Supplied material start

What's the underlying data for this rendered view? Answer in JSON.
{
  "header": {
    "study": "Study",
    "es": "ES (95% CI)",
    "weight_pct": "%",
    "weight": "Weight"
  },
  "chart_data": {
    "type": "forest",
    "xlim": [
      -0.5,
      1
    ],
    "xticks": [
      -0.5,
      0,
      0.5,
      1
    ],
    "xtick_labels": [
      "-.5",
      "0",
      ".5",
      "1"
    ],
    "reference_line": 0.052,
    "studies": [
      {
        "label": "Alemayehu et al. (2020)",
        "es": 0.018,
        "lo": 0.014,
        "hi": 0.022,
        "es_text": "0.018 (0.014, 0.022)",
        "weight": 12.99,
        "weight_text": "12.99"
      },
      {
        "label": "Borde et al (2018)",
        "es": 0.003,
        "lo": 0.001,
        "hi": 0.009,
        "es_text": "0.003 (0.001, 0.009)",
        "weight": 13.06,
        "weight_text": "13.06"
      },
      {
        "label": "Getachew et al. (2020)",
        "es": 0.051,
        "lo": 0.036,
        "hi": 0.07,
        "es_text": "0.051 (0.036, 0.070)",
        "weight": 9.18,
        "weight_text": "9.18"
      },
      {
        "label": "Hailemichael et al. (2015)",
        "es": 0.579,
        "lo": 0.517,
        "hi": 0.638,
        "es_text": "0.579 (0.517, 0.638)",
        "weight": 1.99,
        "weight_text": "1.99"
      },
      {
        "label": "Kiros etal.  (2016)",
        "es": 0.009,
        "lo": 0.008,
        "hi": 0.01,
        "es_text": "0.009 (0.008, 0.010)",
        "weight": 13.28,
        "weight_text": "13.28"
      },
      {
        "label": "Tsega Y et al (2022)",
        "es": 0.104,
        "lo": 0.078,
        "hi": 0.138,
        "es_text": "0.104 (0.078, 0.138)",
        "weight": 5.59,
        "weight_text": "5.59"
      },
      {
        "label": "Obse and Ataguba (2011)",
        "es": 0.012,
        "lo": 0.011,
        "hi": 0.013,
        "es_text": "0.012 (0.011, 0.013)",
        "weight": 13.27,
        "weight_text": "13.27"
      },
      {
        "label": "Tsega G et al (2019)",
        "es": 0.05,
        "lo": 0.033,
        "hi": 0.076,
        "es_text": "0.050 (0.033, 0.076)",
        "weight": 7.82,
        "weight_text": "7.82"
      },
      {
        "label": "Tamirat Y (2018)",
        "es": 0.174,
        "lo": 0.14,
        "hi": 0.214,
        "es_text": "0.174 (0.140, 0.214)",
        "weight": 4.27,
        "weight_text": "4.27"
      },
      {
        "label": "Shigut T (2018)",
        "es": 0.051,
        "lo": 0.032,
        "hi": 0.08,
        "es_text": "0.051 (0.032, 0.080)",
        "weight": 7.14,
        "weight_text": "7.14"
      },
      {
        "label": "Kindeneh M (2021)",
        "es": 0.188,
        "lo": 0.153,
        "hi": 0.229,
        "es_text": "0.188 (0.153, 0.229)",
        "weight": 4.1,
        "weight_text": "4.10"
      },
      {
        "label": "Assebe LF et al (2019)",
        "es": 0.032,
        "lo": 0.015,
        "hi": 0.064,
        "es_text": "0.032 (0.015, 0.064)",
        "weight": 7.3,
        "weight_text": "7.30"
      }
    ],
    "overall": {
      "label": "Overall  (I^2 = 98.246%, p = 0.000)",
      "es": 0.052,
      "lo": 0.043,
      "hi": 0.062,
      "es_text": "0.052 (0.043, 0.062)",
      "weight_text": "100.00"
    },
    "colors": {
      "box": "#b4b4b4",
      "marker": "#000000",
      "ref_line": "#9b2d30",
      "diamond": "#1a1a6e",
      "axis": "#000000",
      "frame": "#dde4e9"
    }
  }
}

Supplied material end

# Request
Reproduce the entire listing word for word.

# Written response
What's the underlying data for this rendered view? Answer in JSON.
{
  "header": {
    "study": "Study",
    "es": "ES (95% CI)",
    "weight_pct": "%",
    "weight": "Weight"
  },
  "chart_data": {
    "type": "forest",
    "xlim": [
      -0.5,
      1
    ],
    "xticks": [
      -0.5,
      0,
      0.5,
      1
    ],
    "xtick_labels": [
      "-.5",
      "0",
      ".5",
      "1"
    ],
    "reference_line": 0.052,
    "studies": [
      {
        "label": "Alemayehu et al. (2020)",
        "es": 0.018,
        "lo": 0.014,
        "hi": 0.022,
        "es_text": "0.018 (0.014, 0.022)",
        "weight": 12.99,
        "weight_text": "12.99"
      },
      {
        "label": "Borde et al (2018)",
        "es": 0.003,
        "lo": 0.001,
        "hi": 0.009,
        "es_text": "0.003 (0.001, 0.009)",
        "weight": 13.06,
        "weight_text": "13.06"
      },
      {
        "label": "Getachew et al. (2020)",
        "es": 0.051,
        "lo": 0.036,
        "hi": 0.07,
        "es_text": "0.051 (0.036, 0.070)",
        "weight": 9.18,
        "weight_text": "9.18"
      },
      {
        "label": "Hailemichael et al. (2015)",
        "es": 0.579,
        "lo": 0.517,
        "hi": 0.638,
        "es_text": "0.579 (0.517, 0.638)",
        "weight": 1.99,
        "weight_text": "1.99"
      },
      {
        "label": "Kiros etal.  (2016)",
        "es": 0.009,
        "lo": 0.008,
        "hi": 0.01,
        "es_text": "0.009 (0.008, 0.010)",
        "weight": 13.28,
        "weight_text": "13.28"
      },
      {
        "label": "Tsega Y et al (2022)",
        "es": 0.104,
        "lo": 0.078,
        "hi": 0.138,
        "es_text": "0.104 (0.078, 0.138)",
        "weight": 5.59,
        "weight_text": "5.59"
      },
      {
        "label": "Obse and Ataguba (2011)",
        "es": 0.012,
        "lo": 0.011,
        "hi": 0.013,
        "es_text": "0.012 (0.011, 0.013)",
        "weight": 13.27,
        "weight_text": "13.27"
      },
      {
        "label": "Tsega G et al (2019)",
        "es": 0.05,
        "lo": 0.033,
        "hi": 0.076,
        "es_text": "0.050 (0.033, 0.076)",
        "weight": 7.82,
        "weight_text": "7.82"
      },
      {
        "label": "Tamirat Y (2018)",
        "es": 0.174,
        "lo": 0.14,
        "hi": 0.214,
        "es_text": "0.174 (0.140, 0.214)",
        "weight": 4.27,
        "weight_text": "4.27"
      },
      {
        "label": "Shigut T (2018)",
        "es": 0.051,
        "lo": 0.032,
        "hi": 0.08,
        "es_text": "0.051 (0.032, 0.080)",
        "weight": 7.14,
        "weight_text": "7.14"
      },
      {
        "label": "Kindeneh M (2021)",
        "es": 0.188,
        "lo": 0.153,
        "hi": 0.229,
        "es_text": "0.188 (0.153, 0.229)",
        "weight": 4.1,
        "weight_text": "4.10"
      },
      {
        "label": "Assebe LF et al (2019)",
        "es": 0.032,
        "lo": 0.015,
        "hi": 0.064,
        "es_text": "0.032 (0.015, 0.064)",
        "weight": 7.3,
        "weight_text": "7.30"
      }
    ],
    "overall": {
      "label": "Overall  (I^2 = 98.246%, p = 0.000)",
      "es": 0.052,
      "lo": 0.043,
      "hi": 0.062,
      "es_text": "0.052 (0.043, 0.062)",
      "weight_text": "100.00"
    },
    "colors": {
      "box": "#b4b4b4",
      "marker": "#000000",
      "ref_line": "#9b2d30",
      "diamond": "#1a1a6e",
      "axis": "#000000",
      "frame": "#dde4e9"
    }
  }
}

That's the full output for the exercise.